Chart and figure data
- - - - -
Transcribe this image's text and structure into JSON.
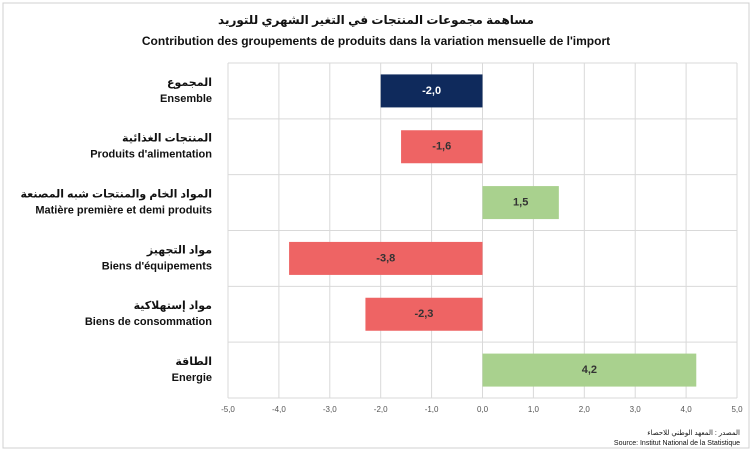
{
  "chart_data": {
    "type": "hbar",
    "title": "مساهمة مجموعات المنتجات في التغير الشهري للتوريد",
    "subtitle": "Contribution des groupements de produits dans la variation mensuelle de l'import",
    "categories_ar": [
      "المجموع",
      "المنتجات الغذائية",
      "المواد الخام والمنتجات شبه المصنعة",
      "مواد التجهيز",
      "مواد إستهلاكية",
      "الطاقة"
    ],
    "categories": [
      "Ensemble",
      "Produits d'alimentation",
      "Matière première et demi produits",
      "Biens d'équipements",
      "Biens de consommation",
      "Energie"
    ],
    "values": [
      -2.0,
      -1.6,
      1.5,
      -3.8,
      -2.3,
      4.2
    ],
    "value_labels": [
      "-2,0",
      "-1,6",
      "1,5",
      "-3,8",
      "-2,3",
      "4,2"
    ],
    "colors": [
      "#0f2a5c",
      "#ee6464",
      "#a9d18e",
      "#ee6464",
      "#ee6464",
      "#a9d18e"
    ],
    "xlim": [
      -5,
      5
    ],
    "xticks": [
      {
        "value": -5,
        "label": "-5,0"
      },
      {
        "value": -4,
        "label": "-4,0"
      },
      {
        "value": -3,
        "label": "-3,0"
      },
      {
        "value": -2,
        "label": "-2,0"
      },
      {
        "value": -1,
        "label": "-1,0"
      },
      {
        "value": 0,
        "label": "0,0"
      },
      {
        "value": 1,
        "label": "1,0"
      },
      {
        "value": 2,
        "label": "2,0"
      },
      {
        "value": 3,
        "label": "3,0"
      },
      {
        "value": 4,
        "label": "4,0"
      },
      {
        "value": 5,
        "label": "5,0"
      }
    ],
    "grid": true,
    "source_ar": "المصدر : المعهد الوطني للاحصاء",
    "source": "Source: Institut National de la Statistique"
  }
}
- - - - -
Problem requirements
Write out the entries above word for word. Do not include the pictures.

Result of the task
Transcribe this image's text and structure into JSON.
{
  "chart_data": {
    "type": "hbar",
    "title": "مساهمة مجموعات المنتجات في التغير الشهري للتوريد",
    "subtitle": "Contribution des groupements de produits dans la variation mensuelle de l'import",
    "categories_ar": [
      "المجموع",
      "المنتجات الغذائية",
      "المواد الخام والمنتجات شبه المصنعة",
      "مواد التجهيز",
      "مواد إستهلاكية",
      "الطاقة"
    ],
    "categories": [
      "Ensemble",
      "Produits d'alimentation",
      "Matière première et demi produits",
      "Biens d'équipements",
      "Biens de consommation",
      "Energie"
    ],
    "values": [
      -2.0,
      -1.6,
      1.5,
      -3.8,
      -2.3,
      4.2
    ],
    "value_labels": [
      "-2,0",
      "-1,6",
      "1,5",
      "-3,8",
      "-2,3",
      "4,2"
    ],
    "colors": [
      "#0f2a5c",
      "#ee6464",
      "#a9d18e",
      "#ee6464",
      "#ee6464",
      "#a9d18e"
    ],
    "xlim": [
      -5,
      5
    ],
    "xticks": [
      {
        "value": -5,
        "label": "-5,0"
      },
      {
        "value": -4,
        "label": "-4,0"
      },
      {
        "value": -3,
        "label": "-3,0"
      },
      {
        "value": -2,
        "label": "-2,0"
      },
      {
        "value": -1,
        "label": "-1,0"
      },
      {
        "value": 0,
        "label": "0,0"
      },
      {
        "value": 1,
        "label": "1,0"
      },
      {
        "value": 2,
        "label": "2,0"
      },
      {
        "value": 3,
        "label": "3,0"
      },
      {
        "value": 4,
        "label": "4,0"
      },
      {
        "value": 5,
        "label": "5,0"
      }
    ],
    "grid": true,
    "source_ar": "المصدر : المعهد الوطني للاحصاء",
    "source": "Source: Institut National de la Statistique"
  }
}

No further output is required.